**Document excerpt**.
Site icon @RebeccaColeman

Is E-mail Evil?

Just before Christmas, I got this in an email from a friend of mine:

I’ve decided, you see, that I’m spending too much of my precious time on this planet staring at screens of one sort or another so I’m attempting a wee bit of a wean.

My friend then listed his contact info: snail mail/address and phone number.

I was also a bit shocked to discover that one of Vancouver’s more prolific Bloggers and Tweeters, Raul Pacheco,              Hummingbird 604, announced that he was going away on holidays from Dec 18 to Jan 3, and was choosing to  disconnect during that time–no email, no texts, no tweets.

This got me to thinking: is e-mail evil? So evil that we have to cut ourselves off from it completely to save our sanity?

The idea seems horrible and foreign to me. Looking beyond the fact that e-mail is basically the main tool I use to make a living, it also is about as ingrained into my life as breathing. I, in fact, have this little automatic timer inside my head that goes off when I haven’t checked my email in a while. I can’t stop it. And I don’t need to–I have a Blackberry, so I can even check my email when I’m not in front of my computer.

I won’t apologize for loving my e-mail. But I do get how people can get burnt out of technology. And I don’t want you to get the wrong impression–I feel like I control my email, not that it controls me. I’m pretty good about leaving it alone on the weekends or when I’m on holiday. I have all the beepy-flashy alerts turned off on my Blackberry, so I check it when I feel like it, instead of when it blinks.

What do you think? Is e-mail evil? Are we too dependent on it? Or is there some way to forge a relationship with our e-mail where we use it as the tool it was meant to be, without it taking over our lives?

**Dataset extract**.
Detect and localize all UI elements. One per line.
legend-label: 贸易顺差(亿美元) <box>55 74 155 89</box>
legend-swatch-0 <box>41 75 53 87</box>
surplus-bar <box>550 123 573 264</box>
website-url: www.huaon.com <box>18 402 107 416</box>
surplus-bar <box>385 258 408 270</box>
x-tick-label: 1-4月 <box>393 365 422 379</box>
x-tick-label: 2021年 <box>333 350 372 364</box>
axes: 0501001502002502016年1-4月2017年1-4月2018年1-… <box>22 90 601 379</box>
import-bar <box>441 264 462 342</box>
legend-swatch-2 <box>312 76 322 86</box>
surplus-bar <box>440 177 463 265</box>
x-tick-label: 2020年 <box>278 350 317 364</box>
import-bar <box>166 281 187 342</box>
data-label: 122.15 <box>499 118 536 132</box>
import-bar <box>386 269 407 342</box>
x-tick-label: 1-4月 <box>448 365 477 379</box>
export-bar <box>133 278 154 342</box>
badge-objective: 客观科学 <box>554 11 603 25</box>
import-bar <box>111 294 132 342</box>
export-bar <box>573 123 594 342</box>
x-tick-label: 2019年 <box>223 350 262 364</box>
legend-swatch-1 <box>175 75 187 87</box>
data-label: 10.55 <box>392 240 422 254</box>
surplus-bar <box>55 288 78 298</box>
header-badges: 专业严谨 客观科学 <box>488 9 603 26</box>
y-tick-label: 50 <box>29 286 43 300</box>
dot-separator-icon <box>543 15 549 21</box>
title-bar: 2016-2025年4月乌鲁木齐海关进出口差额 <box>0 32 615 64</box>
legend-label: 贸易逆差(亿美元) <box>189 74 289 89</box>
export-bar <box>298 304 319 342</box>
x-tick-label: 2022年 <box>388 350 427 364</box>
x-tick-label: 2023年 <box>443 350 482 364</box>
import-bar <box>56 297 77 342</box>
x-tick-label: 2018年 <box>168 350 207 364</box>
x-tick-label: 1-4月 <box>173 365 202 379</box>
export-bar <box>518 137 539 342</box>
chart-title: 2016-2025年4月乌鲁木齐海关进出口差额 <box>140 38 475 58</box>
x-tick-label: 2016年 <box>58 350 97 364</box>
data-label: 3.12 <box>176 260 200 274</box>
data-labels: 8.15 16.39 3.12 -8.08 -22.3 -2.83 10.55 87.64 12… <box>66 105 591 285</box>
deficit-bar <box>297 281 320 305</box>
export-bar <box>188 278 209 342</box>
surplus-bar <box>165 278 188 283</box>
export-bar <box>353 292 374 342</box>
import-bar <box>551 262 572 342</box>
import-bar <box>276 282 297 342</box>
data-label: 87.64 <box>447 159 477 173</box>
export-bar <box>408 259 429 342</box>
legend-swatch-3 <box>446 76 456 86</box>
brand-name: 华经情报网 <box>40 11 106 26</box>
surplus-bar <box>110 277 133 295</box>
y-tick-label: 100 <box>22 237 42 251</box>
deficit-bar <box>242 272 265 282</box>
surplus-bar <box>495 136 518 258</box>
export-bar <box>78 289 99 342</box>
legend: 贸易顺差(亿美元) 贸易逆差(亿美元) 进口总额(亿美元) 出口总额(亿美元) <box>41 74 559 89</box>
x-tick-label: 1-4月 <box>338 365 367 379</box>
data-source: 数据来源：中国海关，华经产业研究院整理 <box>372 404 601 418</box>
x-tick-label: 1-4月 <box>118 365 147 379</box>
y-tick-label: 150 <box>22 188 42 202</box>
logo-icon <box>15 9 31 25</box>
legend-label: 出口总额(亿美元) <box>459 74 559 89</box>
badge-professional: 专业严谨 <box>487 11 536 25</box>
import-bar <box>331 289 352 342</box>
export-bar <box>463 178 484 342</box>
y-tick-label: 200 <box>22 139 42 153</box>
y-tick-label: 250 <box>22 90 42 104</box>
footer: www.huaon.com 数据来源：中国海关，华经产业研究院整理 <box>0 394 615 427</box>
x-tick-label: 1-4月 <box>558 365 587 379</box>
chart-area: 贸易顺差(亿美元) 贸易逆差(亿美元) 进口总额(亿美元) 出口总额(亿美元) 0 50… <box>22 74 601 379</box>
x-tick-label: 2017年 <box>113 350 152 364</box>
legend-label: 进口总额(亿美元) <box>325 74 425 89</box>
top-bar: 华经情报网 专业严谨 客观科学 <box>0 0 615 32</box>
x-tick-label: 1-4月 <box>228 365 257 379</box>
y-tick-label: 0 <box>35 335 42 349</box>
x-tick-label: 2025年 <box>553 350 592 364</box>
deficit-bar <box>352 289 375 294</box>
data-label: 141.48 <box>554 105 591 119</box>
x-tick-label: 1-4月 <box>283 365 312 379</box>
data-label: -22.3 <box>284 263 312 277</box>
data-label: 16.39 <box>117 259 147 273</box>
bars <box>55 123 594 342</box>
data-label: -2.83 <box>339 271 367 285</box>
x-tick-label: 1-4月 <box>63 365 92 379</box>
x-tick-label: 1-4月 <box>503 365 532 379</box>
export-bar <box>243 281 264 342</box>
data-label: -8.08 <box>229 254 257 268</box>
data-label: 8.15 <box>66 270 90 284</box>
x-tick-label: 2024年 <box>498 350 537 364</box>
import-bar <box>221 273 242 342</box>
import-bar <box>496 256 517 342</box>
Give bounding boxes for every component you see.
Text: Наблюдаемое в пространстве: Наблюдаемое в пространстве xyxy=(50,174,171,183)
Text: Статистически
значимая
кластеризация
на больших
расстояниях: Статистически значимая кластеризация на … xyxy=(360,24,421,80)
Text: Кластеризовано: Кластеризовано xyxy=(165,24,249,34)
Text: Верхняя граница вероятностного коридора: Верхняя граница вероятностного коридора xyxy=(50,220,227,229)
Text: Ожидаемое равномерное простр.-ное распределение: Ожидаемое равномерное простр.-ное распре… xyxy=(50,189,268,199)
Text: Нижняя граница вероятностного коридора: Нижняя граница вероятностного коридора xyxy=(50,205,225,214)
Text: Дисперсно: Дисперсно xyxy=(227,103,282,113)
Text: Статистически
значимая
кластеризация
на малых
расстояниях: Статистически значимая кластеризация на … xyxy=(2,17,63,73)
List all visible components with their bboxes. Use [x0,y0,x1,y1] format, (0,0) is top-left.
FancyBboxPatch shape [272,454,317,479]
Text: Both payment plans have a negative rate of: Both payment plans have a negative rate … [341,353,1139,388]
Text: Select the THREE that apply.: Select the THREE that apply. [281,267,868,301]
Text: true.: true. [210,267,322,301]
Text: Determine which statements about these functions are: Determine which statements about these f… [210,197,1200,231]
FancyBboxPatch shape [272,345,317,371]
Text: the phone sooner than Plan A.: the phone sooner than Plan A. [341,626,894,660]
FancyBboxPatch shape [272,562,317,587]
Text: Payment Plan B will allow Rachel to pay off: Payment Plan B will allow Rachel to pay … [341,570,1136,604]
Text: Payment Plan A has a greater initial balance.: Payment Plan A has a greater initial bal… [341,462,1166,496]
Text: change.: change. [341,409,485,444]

**Directions for this task**.
Reproduce the stretch of the e-mail blog post from "Site icon @RebeccaColeman" through "and phone number." word for word.

**Worked solution**.
Site icon @RebeccaColeman

Is E-mail Evil?

Just before Christmas, I got this in an email from a friend of mine:

I’ve decided, you see, that I’m spending too much of my precious time on this planet staring at screens of one sort or another so I’m attempting a wee bit of a wean.

My friend then listed his contact info: snail mail/address and phone number.